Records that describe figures
------------

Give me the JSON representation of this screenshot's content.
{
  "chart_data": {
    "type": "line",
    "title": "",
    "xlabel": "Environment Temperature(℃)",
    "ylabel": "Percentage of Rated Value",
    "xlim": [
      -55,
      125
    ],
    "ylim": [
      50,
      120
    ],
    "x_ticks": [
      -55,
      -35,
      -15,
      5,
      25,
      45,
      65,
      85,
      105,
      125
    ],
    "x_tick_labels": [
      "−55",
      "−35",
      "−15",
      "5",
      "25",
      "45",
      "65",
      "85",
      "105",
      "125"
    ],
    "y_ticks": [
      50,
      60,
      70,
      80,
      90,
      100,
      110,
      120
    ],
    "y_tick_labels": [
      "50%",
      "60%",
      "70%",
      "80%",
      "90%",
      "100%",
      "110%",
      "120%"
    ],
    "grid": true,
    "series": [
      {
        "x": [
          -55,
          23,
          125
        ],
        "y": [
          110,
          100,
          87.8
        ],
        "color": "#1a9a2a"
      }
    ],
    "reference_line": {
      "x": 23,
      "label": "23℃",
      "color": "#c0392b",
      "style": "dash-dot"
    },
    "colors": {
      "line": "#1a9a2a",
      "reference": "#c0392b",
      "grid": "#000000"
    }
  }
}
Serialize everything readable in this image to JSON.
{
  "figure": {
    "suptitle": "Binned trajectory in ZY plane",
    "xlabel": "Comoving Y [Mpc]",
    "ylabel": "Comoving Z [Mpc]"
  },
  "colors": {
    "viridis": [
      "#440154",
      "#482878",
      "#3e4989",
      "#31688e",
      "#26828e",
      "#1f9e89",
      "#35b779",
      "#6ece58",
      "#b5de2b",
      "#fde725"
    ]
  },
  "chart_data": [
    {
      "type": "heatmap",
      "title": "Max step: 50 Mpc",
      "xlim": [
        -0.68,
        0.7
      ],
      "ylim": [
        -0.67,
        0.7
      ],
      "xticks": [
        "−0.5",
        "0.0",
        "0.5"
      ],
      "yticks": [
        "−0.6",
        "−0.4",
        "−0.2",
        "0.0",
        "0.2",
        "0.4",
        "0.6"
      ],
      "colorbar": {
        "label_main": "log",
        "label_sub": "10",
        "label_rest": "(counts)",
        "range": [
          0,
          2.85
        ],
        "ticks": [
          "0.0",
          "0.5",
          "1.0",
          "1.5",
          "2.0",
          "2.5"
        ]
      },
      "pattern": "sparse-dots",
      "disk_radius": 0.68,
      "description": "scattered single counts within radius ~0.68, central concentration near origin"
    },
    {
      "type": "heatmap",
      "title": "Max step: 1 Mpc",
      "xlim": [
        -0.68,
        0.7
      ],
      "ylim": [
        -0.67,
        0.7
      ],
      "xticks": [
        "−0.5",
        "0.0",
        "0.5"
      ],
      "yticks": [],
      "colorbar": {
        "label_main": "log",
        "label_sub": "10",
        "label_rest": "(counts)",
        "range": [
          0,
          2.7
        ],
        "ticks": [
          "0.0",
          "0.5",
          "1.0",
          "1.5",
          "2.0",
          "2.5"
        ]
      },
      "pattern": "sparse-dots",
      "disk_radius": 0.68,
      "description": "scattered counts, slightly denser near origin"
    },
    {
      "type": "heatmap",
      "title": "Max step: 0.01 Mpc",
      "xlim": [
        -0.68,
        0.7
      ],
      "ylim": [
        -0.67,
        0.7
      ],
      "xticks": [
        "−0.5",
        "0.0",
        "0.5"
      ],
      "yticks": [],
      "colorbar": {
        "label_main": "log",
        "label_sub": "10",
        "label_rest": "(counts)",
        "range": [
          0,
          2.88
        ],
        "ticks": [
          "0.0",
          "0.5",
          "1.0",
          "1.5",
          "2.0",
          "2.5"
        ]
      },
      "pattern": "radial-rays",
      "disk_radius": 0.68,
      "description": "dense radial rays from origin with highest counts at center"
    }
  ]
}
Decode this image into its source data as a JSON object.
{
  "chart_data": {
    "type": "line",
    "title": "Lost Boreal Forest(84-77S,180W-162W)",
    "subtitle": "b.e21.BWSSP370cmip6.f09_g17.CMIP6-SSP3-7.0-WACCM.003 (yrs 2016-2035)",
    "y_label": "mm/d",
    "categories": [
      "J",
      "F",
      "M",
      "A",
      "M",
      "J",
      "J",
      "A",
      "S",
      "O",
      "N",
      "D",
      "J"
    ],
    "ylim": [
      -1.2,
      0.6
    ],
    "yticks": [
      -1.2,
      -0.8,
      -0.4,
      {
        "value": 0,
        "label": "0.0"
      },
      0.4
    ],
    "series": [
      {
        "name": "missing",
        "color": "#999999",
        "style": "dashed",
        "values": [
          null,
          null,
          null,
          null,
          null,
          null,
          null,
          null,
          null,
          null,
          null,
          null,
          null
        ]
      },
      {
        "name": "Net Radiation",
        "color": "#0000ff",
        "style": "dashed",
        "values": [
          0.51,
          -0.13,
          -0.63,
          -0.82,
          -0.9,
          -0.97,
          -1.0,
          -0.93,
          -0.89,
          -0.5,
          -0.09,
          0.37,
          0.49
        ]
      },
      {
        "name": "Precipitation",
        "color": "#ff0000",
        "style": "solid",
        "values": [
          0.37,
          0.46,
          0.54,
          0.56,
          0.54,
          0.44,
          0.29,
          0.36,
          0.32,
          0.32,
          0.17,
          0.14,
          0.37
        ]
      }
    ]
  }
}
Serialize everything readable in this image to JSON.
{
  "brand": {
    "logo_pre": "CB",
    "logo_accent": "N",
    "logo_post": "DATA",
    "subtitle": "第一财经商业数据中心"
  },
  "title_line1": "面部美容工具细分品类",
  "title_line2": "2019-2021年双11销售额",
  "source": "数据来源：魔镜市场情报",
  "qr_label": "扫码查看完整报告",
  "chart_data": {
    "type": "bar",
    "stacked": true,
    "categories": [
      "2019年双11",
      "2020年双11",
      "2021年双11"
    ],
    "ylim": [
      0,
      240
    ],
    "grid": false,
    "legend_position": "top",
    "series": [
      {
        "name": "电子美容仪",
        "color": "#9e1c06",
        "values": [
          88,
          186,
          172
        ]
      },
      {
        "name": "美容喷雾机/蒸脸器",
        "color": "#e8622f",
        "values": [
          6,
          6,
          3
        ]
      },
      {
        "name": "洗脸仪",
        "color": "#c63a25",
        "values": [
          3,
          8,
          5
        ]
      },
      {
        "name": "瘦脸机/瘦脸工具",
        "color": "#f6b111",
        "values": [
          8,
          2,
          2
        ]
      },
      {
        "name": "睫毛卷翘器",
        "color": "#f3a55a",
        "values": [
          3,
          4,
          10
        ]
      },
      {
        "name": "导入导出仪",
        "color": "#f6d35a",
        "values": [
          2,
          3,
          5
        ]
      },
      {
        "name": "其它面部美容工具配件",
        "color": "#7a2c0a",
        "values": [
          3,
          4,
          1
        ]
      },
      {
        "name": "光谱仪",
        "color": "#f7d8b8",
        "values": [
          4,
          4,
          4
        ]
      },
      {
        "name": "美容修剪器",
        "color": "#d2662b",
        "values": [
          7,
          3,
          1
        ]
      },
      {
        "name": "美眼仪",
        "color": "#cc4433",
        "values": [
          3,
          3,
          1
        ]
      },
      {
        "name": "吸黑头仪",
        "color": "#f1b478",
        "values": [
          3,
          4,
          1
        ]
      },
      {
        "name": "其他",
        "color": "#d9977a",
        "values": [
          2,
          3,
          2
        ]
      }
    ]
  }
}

------------

Each line above must be reproduced exactly as it stands.

Solution for this task:
Give me the JSON representation of this screenshot's content.
{
  "chart_data": {
    "type": "line",
    "title": "",
    "xlabel": "Environment Temperature(℃)",
    "ylabel": "Percentage of Rated Value",
    "xlim": [
      -55,
      125
    ],
    "ylim": [
      50,
      120
    ],
    "x_ticks": [
      -55,
      -35,
      -15,
      5,
      25,
      45,
      65,
      85,
      105,
      125
    ],
    "x_tick_labels": [
      "−55",
      "−35",
      "−15",
      "5",
      "25",
      "45",
      "65",
      "85",
      "105",
      "125"
    ],
    "y_ticks": [
      50,
      60,
      70,
      80,
      90,
      100,
      110,
      120
    ],
    "y_tick_labels": [
      "50%",
      "60%",
      "70%",
      "80%",
      "90%",
      "100%",
      "110%",
      "120%"
    ],
    "grid": true,
    "series": [
      {
        "x": [
          -55,
          23,
          125
        ],
        "y": [
          110,
          100,
          87.8
        ],
        "color": "#1a9a2a"
      }
    ],
    "reference_line": {
      "x": 23,
      "label": "23℃",
      "color": "#c0392b",
      "style": "dash-dot"
    },
    "colors": {
      "line": "#1a9a2a",
      "reference": "#c0392b",
      "grid": "#000000"
    }
  }
}
Serialize everything readable in this image to JSON.
{
  "figure": {
    "suptitle": "Binned trajectory in ZY plane",
    "xlabel": "Comoving Y [Mpc]",
    "ylabel": "Comoving Z [Mpc]"
  },
  "colors": {
    "viridis": [
      "#440154",
      "#482878",
      "#3e4989",
      "#31688e",
      "#26828e",
      "#1f9e89",
      "#35b779",
      "#6ece58",
      "#b5de2b",
      "#fde725"
    ]
  },
  "chart_data": [
    {
      "type": "heatmap",
      "title": "Max step: 50 Mpc",
      "xlim": [
        -0.68,
        0.7
      ],
      "ylim": [
        -0.67,
        0.7
      ],
      "xticks": [
        "−0.5",
        "0.0",
        "0.5"
      ],
      "yticks": [
        "−0.6",
        "−0.4",
        "−0.2",
        "0.0",
        "0.2",
        "0.4",
        "0.6"
      ],
      "colorbar": {
        "label_main": "log",
        "label_sub": "10",
        "label_rest": "(counts)",
        "range": [
          0,
          2.85
        ],
        "ticks": [
          "0.0",
          "0.5",
          "1.0",
          "1.5",
          "2.0",
          "2.5"
        ]
      },
      "pattern": "sparse-dots",
      "disk_radius": 0.68,
      "description": "scattered single counts within radius ~0.68, central concentration near origin"
    },
    {
      "type": "heatmap",
      "title": "Max step: 1 Mpc",
      "xlim": [
        -0.68,
        0.7
      ],
      "ylim": [
        -0.67,
        0.7
      ],
      "xticks": [
        "−0.5",
        "0.0",
        "0.5"
      ],
      "yticks": [],
      "colorbar": {
        "label_main": "log",
        "label_sub": "10",
        "label_rest": "(counts)",
        "range": [
          0,
          2.7
        ],
        "ticks": [
          "0.0",
          "0.5",
          "1.0",
          "1.5",
          "2.0",
          "2.5"
        ]
      },
      "pattern": "sparse-dots",
      "disk_radius": 0.68,
      "description": "scattered counts, slightly denser near origin"
    },
    {
      "type": "heatmap",
      "title": "Max step: 0.01 Mpc",
      "xlim": [
        -0.68,
        0.7
      ],
      "ylim": [
        -0.67,
        0.7
      ],
      "xticks": [
        "−0.5",
        "0.0",
        "0.5"
      ],
      "yticks": [],
      "colorbar": {
        "label_main": "log",
        "label_sub": "10",
        "label_rest": "(counts)",
        "range": [
          0,
          2.88
        ],
        "ticks": [
          "0.0",
          "0.5",
          "1.0",
          "1.5",
          "2.0",
          "2.5"
        ]
      },
      "pattern": "radial-rays",
      "disk_radius": 0.68,
      "description": "dense radial rays from origin with highest counts at center"
    }
  ]
}
Decode this image into its source data as a JSON object.
{
  "chart_data": {
    "type": "line",
    "title": "Lost Boreal Forest(84-77S,180W-162W)",
    "subtitle": "b.e21.BWSSP370cmip6.f09_g17.CMIP6-SSP3-7.0-WACCM.003 (yrs 2016-2035)",
    "y_label": "mm/d",
    "categories": [
      "J",
      "F",
      "M",
      "A",
      "M",
      "J",
      "J",
      "A",
      "S",
      "O",
      "N",
      "D",
      "J"
    ],
    "ylim": [
      -1.2,
      0.6
    ],
    "yticks": [
      -1.2,
      -0.8,
      -0.4,
      {
        "value": 0,
        "label": "0.0"
      },
      0.4
    ],
    "series": [
      {
        "name": "missing",
        "color": "#999999",
        "style": "dashed",
        "values": [
          null,
          null,
          null,
          null,
          null,
          null,
          null,
          null,
          null,
          null,
          null,
          null,
          null
        ]
      },
      {
        "name": "Net Radiation",
        "color": "#0000ff",
        "style": "dashed",
        "values": [
          0.51,
          -0.13,
          -0.63,
          -0.82,
          -0.9,
          -0.97,
          -1.0,
          -0.93,
          -0.89,
          -0.5,
          -0.09,
          0.37,
          0.49
        ]
      },
      {
        "name": "Precipitation",
        "color": "#ff0000",
        "style": "solid",
        "values": [
          0.37,
          0.46,
          0.54,
          0.56,
          0.54,
          0.44,
          0.29,
          0.36,
          0.32,
          0.32,
          0.17,
          0.14,
          0.37
        ]
      }
    ]
  }
}
Serialize everything readable in this image to JSON.
{
  "brand": {
    "logo_pre": "CB",
    "logo_accent": "N",
    "logo_post": "DATA",
    "subtitle": "第一财经商业数据中心"
  },
  "title_line1": "面部美容工具细分品类",
  "title_line2": "2019-2021年双11销售额",
  "source": "数据来源：魔镜市场情报",
  "qr_label": "扫码查看完整报告",
  "chart_data": {
    "type": "bar",
    "stacked": true,
    "categories": [
      "2019年双11",
      "2020年双11",
      "2021年双11"
    ],
    "ylim": [
      0,
      240
    ],
    "grid": false,
    "legend_position": "top",
    "series": [
      {
        "name": "电子美容仪",
        "color": "#9e1c06",
        "values": [
          88,
          186,
          172
        ]
      },
      {
        "name": "美容喷雾机/蒸脸器",
        "color": "#e8622f",
        "values": [
          6,
          6,
          3
        ]
      },
      {
        "name": "洗脸仪",
        "color": "#c63a25",
        "values": [
          3,
          8,
          5
        ]
      },
      {
        "name": "瘦脸机/瘦脸工具",
        "color": "#f6b111",
        "values": [
          8,
          2,
          2
        ]
      },
      {
        "name": "睫毛卷翘器",
        "color": "#f3a55a",
        "values": [
          3,
          4,
          10
        ]
      },
      {
        "name": "导入导出仪",
        "color": "#f6d35a",
        "values": [
          2,
          3,
          5
        ]
      },
      {
        "name": "其它面部美容工具配件",
        "color": "#7a2c0a",
        "values": [
          3,
          4,
          1
        ]
      },
      {
        "name": "光谱仪",
        "color": "#f7d8b8",
        "values": [
          4,
          4,
          4
        ]
      },
      {
        "name": "美容修剪器",
        "color": "#d2662b",
        "values": [
          7,
          3,
          1
        ]
      },
      {
        "name": "美眼仪",
        "color": "#cc4433",
        "values": [
          3,
          3,
          1
        ]
      },
      {
        "name": "吸黑头仪",
        "color": "#f1b478",
        "values": [
          3,
          4,
          1
        ]
      },
      {
        "name": "其他",
        "color": "#d9977a",
        "values": [
          2,
          3,
          2
        ]
      }
    ]
  }
}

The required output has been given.